──────── Record extracts ────────

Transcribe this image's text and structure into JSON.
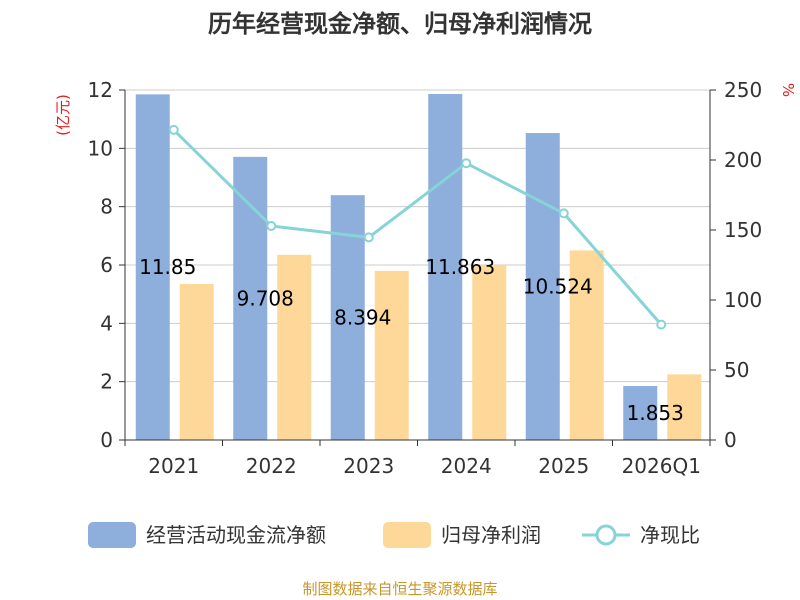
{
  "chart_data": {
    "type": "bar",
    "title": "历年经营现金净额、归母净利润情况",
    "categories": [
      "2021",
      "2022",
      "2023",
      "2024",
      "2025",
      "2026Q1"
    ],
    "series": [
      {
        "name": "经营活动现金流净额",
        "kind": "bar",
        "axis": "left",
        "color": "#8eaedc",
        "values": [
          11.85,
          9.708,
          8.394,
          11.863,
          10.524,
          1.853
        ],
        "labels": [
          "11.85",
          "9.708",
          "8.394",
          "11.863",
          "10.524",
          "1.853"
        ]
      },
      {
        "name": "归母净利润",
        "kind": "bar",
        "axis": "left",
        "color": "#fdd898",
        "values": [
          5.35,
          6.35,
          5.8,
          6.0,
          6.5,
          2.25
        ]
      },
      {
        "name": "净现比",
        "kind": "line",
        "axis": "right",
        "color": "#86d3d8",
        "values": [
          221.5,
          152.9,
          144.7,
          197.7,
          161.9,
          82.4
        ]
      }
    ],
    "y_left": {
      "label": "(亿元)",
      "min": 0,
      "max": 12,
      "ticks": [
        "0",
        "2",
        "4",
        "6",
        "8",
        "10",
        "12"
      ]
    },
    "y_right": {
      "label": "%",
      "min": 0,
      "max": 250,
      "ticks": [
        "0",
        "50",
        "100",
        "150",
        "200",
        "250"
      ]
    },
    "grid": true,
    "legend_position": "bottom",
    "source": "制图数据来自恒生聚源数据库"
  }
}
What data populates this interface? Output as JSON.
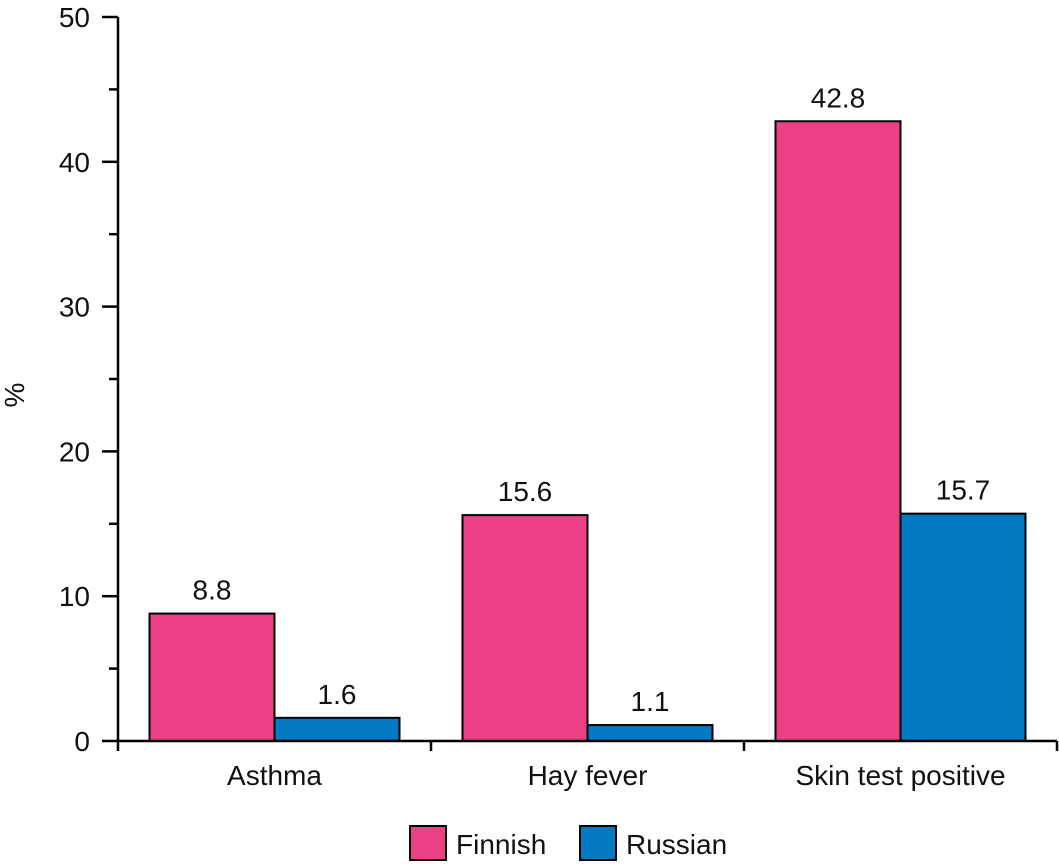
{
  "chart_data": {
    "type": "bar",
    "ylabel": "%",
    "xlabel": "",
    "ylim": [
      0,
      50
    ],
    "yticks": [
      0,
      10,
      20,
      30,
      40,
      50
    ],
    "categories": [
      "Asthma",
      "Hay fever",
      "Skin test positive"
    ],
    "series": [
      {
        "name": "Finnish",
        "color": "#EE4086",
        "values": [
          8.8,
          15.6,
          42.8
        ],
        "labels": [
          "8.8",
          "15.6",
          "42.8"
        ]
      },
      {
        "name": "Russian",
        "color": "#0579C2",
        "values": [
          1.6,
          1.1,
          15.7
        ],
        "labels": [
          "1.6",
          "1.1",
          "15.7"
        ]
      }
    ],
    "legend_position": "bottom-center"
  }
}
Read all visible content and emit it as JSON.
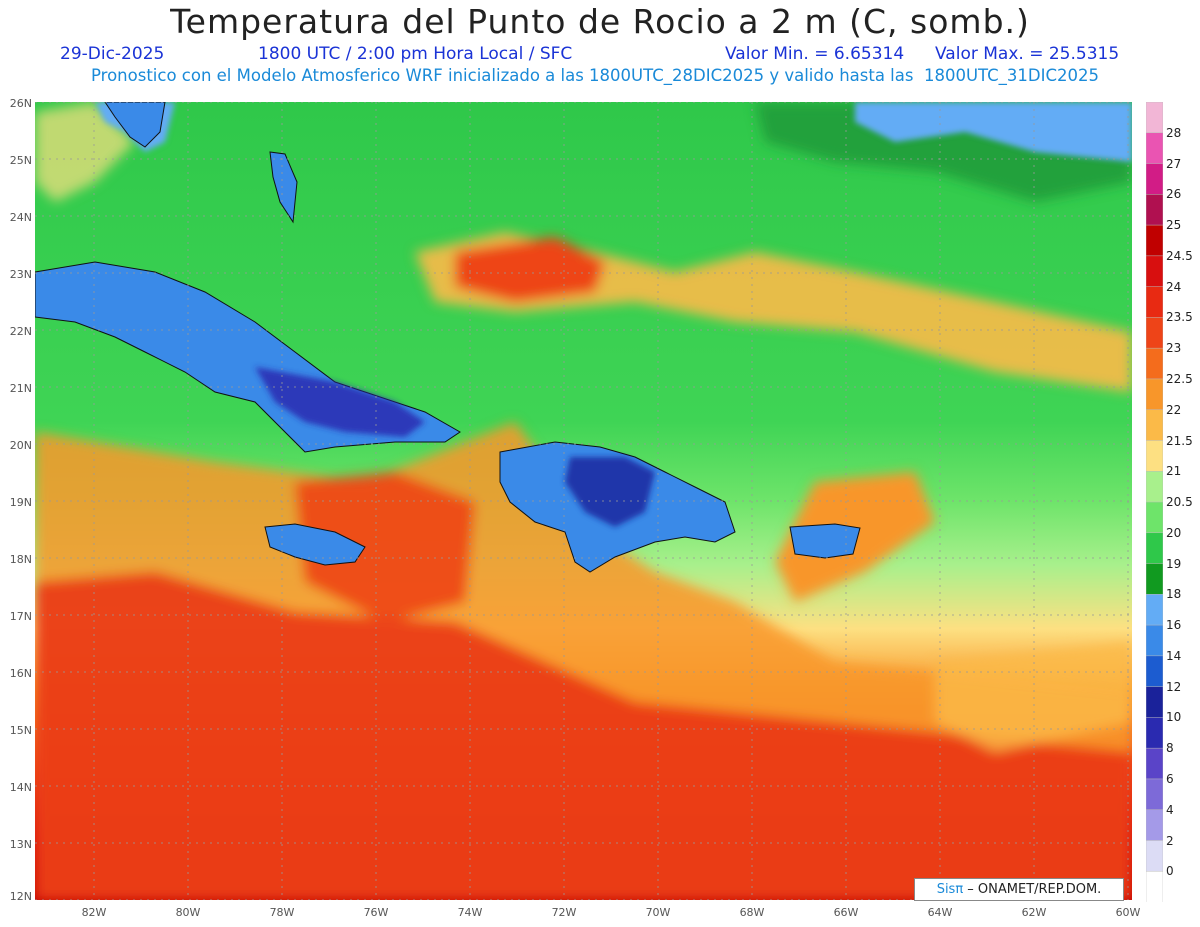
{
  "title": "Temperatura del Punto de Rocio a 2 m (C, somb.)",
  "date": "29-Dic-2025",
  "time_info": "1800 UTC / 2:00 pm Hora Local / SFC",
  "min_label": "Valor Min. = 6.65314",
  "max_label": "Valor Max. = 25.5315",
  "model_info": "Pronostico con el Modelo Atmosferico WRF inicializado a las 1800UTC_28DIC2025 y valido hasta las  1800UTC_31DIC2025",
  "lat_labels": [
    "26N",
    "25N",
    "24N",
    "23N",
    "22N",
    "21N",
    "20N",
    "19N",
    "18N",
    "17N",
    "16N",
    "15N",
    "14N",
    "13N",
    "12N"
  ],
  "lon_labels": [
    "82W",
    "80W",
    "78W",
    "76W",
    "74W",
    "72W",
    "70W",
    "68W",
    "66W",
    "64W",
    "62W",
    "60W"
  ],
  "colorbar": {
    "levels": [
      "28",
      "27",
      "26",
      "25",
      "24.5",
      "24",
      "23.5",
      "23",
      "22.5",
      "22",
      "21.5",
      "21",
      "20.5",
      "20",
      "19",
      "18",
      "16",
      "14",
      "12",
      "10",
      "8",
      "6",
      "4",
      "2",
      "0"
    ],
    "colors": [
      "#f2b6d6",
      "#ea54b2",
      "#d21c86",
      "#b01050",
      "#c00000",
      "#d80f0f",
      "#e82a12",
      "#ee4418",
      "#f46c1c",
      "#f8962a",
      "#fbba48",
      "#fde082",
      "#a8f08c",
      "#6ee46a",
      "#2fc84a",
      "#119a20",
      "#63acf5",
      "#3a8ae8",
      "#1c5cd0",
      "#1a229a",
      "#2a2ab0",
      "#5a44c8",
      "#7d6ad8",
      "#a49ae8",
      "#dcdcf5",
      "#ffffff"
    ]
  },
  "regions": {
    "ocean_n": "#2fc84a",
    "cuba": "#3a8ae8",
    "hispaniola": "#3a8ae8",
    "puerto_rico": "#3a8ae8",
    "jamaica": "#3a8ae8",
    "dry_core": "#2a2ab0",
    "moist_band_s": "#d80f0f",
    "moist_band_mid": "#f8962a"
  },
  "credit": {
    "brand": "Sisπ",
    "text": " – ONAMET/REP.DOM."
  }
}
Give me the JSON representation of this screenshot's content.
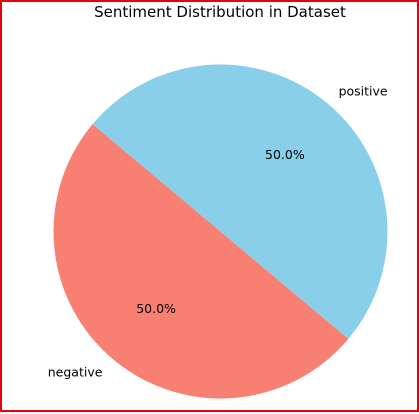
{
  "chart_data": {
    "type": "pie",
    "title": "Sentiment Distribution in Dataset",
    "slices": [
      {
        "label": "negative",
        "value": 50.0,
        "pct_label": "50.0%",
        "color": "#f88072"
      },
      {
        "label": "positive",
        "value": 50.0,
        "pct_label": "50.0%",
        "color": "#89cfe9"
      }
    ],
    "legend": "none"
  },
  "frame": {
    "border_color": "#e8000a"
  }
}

────────

**What you will do**
Extract each line holding the string "text".

**Exercise output**
Transcribe this image's text and structure into JSON.
    "text": " – ONAMET/REP.DOM."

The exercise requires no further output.